**ACTIVITY:**
Return every line below exactly.

Element data from apps and pages
+++

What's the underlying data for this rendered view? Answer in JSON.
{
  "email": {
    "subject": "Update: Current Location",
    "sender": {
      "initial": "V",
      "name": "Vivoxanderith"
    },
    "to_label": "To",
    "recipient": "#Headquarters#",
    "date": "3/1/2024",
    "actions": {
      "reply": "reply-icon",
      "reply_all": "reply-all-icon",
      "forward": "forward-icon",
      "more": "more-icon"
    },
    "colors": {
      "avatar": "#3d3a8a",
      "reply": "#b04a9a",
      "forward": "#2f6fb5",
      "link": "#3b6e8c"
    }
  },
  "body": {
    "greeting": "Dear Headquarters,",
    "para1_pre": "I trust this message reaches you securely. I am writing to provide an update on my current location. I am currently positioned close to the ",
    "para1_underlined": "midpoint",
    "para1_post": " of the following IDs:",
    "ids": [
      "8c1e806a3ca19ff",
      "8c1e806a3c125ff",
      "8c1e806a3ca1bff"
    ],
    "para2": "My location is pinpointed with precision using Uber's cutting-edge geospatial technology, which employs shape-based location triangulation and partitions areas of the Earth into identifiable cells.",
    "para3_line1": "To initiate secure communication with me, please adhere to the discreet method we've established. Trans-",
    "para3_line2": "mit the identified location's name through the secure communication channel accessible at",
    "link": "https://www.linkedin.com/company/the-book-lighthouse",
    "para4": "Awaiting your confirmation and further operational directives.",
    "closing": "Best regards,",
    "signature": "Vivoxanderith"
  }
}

+++

**TASK ANSWER:**
What's the underlying data for this rendered view? Answer in JSON.
{
  "email": {
    "subject": "Update: Current Location",
    "sender": {
      "initial": "V",
      "name": "Vivoxanderith"
    },
    "to_label": "To",
    "recipient": "#Headquarters#",
    "date": "3/1/2024",
    "actions": {
      "reply": "reply-icon",
      "reply_all": "reply-all-icon",
      "forward": "forward-icon",
      "more": "more-icon"
    },
    "colors": {
      "avatar": "#3d3a8a",
      "reply": "#b04a9a",
      "forward": "#2f6fb5",
      "link": "#3b6e8c"
    }
  },
  "body": {
    "greeting": "Dear Headquarters,",
    "para1_pre": "I trust this message reaches you securely. I am writing to provide an update on my current location. I am currently positioned close to the ",
    "para1_underlined": "midpoint",
    "para1_post": " of the following IDs:",
    "ids": [
      "8c1e806a3ca19ff",
      "8c1e806a3c125ff",
      "8c1e806a3ca1bff"
    ],
    "para2": "My location is pinpointed with precision using Uber's cutting-edge geospatial technology, which employs shape-based location triangulation and partitions areas of the Earth into identifiable cells.",
    "para3_line1": "To initiate secure communication with me, please adhere to the discreet method we've established. Trans-",
    "para3_line2": "mit the identified location's name through the secure communication channel accessible at",
    "link": "https://www.linkedin.com/company/the-book-lighthouse",
    "para4": "Awaiting your confirmation and further operational directives.",
    "closing": "Best regards,",
    "signature": "Vivoxanderith"
  }
}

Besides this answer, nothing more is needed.